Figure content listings
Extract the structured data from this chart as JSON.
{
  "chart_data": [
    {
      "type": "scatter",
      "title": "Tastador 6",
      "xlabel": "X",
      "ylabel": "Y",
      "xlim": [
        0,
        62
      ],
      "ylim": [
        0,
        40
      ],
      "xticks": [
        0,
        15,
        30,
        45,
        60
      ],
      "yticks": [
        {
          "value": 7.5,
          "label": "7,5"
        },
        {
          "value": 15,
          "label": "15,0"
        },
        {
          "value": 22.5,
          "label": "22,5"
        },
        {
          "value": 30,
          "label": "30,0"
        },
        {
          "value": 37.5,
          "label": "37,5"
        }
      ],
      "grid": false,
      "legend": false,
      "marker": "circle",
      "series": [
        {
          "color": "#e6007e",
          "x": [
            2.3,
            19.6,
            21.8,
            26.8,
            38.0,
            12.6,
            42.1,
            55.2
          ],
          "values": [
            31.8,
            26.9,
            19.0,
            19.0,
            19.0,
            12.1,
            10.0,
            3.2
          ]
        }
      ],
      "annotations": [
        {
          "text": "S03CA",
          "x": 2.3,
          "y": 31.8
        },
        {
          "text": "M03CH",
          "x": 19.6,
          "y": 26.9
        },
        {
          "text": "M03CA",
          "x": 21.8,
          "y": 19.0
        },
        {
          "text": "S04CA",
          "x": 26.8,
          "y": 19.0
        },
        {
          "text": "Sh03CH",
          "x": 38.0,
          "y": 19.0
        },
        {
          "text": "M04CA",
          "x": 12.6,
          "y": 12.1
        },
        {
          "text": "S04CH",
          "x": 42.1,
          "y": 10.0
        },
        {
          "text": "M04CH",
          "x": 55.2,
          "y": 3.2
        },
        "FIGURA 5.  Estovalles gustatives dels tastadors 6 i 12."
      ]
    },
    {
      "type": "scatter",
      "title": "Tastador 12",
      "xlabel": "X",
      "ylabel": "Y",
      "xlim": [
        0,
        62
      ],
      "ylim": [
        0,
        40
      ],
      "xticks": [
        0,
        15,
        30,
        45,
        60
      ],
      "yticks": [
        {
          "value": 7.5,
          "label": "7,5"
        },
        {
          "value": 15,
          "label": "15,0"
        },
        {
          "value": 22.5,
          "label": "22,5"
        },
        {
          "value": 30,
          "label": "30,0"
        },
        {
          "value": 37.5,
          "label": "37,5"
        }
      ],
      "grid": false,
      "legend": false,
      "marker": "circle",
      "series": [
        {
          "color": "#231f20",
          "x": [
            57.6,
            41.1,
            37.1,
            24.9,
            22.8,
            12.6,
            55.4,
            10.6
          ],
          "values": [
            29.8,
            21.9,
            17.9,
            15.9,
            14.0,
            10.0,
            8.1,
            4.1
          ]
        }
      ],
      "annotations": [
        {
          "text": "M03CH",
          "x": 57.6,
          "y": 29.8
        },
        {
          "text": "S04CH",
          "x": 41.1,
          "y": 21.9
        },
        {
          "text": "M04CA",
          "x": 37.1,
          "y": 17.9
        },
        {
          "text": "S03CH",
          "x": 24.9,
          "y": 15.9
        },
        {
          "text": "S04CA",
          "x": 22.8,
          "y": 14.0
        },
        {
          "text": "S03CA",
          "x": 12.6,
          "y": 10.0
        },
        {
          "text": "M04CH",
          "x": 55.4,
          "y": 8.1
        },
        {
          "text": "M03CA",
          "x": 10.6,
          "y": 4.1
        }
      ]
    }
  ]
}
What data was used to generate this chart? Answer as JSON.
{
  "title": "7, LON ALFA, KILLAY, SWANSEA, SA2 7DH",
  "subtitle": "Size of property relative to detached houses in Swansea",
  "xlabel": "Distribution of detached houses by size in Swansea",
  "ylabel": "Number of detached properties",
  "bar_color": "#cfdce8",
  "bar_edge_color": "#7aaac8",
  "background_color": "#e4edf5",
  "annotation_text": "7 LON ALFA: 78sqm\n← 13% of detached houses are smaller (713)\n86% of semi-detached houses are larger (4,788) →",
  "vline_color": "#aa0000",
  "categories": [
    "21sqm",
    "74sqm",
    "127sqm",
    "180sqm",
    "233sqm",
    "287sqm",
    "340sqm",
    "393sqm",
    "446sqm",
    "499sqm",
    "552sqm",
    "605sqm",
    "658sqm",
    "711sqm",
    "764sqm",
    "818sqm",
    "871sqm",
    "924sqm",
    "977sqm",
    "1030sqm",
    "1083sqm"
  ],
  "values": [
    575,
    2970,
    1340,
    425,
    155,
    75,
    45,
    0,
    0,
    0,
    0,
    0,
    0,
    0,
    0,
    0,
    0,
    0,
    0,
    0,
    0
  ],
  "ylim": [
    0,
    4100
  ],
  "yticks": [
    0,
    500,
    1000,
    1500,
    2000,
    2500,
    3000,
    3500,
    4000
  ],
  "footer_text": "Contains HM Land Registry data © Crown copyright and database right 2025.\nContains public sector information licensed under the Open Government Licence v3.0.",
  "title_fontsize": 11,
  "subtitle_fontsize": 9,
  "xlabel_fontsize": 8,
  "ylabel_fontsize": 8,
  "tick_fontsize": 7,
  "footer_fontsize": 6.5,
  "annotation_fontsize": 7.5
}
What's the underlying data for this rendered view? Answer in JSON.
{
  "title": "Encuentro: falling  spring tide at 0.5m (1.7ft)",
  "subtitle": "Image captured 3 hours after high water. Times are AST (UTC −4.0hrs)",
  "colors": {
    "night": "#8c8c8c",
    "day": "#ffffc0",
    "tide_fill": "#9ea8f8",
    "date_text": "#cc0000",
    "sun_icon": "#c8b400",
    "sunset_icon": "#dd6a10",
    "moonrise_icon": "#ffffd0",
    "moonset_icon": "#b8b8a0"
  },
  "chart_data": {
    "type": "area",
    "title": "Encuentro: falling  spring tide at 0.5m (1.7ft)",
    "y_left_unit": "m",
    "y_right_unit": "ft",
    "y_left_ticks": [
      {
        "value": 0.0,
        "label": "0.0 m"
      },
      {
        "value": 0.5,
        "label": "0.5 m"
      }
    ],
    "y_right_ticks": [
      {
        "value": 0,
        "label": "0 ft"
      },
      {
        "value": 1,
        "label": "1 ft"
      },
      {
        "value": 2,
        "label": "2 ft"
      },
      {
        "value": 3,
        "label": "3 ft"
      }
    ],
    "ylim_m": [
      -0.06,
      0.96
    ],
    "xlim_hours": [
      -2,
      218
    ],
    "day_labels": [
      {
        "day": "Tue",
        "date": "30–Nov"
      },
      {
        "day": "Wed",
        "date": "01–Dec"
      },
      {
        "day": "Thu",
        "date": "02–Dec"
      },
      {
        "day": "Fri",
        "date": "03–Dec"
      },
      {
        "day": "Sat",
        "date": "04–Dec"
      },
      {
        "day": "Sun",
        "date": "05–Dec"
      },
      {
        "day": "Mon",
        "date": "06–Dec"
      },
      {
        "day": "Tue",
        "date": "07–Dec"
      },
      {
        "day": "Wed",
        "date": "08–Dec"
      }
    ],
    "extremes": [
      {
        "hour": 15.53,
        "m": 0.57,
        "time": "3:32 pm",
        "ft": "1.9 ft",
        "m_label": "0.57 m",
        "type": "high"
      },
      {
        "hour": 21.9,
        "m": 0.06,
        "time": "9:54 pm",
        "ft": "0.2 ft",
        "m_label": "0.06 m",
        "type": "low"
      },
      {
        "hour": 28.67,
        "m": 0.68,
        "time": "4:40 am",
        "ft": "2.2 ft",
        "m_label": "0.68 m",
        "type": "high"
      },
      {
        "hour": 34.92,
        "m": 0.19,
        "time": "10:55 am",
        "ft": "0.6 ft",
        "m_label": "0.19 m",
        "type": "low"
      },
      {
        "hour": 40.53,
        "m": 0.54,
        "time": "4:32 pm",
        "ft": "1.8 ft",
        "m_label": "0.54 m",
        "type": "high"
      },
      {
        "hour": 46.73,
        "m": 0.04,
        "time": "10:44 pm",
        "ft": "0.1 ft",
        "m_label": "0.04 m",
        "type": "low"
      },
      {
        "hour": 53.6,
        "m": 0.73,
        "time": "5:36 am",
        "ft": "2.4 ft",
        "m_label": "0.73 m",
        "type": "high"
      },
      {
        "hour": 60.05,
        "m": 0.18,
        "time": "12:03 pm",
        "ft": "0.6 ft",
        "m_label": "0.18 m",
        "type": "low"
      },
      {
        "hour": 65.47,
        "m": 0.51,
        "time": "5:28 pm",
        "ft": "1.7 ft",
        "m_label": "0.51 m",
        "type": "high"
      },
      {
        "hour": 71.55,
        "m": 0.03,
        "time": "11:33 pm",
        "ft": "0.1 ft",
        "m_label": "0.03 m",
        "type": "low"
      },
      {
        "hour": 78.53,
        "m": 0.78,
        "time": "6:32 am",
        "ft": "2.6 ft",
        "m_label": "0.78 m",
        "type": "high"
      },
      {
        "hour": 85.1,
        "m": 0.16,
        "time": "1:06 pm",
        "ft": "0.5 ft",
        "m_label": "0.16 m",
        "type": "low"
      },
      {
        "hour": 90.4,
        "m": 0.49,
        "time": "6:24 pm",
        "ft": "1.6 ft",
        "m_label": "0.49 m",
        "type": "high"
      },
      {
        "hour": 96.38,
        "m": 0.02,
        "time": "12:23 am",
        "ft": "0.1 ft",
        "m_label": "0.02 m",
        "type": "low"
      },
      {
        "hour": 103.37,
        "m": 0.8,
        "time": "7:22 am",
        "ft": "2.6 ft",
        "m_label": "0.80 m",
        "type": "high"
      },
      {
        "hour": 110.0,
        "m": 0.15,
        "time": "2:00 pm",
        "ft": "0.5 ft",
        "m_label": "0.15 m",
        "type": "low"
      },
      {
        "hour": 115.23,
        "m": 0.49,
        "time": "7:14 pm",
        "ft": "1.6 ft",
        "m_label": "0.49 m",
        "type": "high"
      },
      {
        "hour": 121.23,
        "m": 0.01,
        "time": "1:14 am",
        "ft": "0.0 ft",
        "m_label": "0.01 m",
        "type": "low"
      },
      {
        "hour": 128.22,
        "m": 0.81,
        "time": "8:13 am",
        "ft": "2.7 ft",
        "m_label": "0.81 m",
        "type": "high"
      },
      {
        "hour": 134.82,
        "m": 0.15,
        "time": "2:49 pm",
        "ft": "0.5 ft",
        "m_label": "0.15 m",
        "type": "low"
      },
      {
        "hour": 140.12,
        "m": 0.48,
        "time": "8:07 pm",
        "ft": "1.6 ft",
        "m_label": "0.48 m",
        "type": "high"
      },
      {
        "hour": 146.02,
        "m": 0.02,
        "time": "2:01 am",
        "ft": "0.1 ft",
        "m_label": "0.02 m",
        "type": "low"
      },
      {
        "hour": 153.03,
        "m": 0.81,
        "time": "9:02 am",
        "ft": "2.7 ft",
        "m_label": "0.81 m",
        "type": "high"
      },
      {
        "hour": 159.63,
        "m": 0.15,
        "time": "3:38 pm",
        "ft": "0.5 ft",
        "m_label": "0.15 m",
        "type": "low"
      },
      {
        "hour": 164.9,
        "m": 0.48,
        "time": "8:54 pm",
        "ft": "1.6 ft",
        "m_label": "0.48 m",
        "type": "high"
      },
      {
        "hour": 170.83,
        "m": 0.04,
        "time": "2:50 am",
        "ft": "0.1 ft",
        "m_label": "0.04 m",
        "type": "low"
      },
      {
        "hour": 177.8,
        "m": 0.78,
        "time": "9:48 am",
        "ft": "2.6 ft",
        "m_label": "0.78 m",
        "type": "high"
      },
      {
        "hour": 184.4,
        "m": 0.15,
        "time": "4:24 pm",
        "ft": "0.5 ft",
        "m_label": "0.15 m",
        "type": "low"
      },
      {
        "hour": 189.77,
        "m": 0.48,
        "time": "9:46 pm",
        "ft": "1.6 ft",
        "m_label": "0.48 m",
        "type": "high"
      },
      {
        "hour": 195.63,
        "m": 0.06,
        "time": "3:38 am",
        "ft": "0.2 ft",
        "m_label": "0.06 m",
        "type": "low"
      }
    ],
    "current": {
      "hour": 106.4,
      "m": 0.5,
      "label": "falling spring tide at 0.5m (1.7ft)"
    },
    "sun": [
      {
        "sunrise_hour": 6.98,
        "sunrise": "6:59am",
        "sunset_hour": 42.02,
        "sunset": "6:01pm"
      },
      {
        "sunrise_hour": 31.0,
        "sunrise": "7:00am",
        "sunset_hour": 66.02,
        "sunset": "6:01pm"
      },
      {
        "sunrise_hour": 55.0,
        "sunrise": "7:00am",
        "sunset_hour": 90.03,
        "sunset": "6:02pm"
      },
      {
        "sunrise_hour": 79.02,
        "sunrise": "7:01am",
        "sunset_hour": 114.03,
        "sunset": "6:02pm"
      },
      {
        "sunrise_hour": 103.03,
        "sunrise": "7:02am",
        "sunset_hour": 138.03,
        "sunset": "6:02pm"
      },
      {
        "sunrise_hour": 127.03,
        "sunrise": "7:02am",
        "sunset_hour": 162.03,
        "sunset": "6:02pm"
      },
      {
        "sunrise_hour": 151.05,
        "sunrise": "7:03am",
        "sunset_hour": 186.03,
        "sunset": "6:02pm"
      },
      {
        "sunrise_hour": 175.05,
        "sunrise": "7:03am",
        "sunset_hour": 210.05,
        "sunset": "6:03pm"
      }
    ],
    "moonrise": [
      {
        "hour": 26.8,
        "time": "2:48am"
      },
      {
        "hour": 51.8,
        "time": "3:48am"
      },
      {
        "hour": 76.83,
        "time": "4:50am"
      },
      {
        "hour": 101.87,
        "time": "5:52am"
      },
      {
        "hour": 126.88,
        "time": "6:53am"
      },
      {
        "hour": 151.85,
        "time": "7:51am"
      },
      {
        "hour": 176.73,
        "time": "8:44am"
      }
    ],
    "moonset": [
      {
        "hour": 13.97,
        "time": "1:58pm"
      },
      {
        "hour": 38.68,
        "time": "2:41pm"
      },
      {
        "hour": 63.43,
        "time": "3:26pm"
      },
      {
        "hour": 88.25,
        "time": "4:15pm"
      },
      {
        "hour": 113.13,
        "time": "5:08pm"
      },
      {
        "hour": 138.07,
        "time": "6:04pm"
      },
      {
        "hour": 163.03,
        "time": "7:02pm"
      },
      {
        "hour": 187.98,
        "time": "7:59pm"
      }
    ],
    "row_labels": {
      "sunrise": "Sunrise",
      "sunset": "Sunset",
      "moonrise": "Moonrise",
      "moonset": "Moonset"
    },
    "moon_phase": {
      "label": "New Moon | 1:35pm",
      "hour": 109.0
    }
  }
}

→ **THE TASK**
List the lines of the entries that include "spring".

→ **SOLUTION TO THE EXERCISE**
  "title": "Encuentro: falling  spring tide at 0.5m (1.7ft)",
    "title": "Encuentro: falling  spring tide at 0.5m (1.7ft)",
      "label": "falling spring tide at 0.5m (1.7ft)"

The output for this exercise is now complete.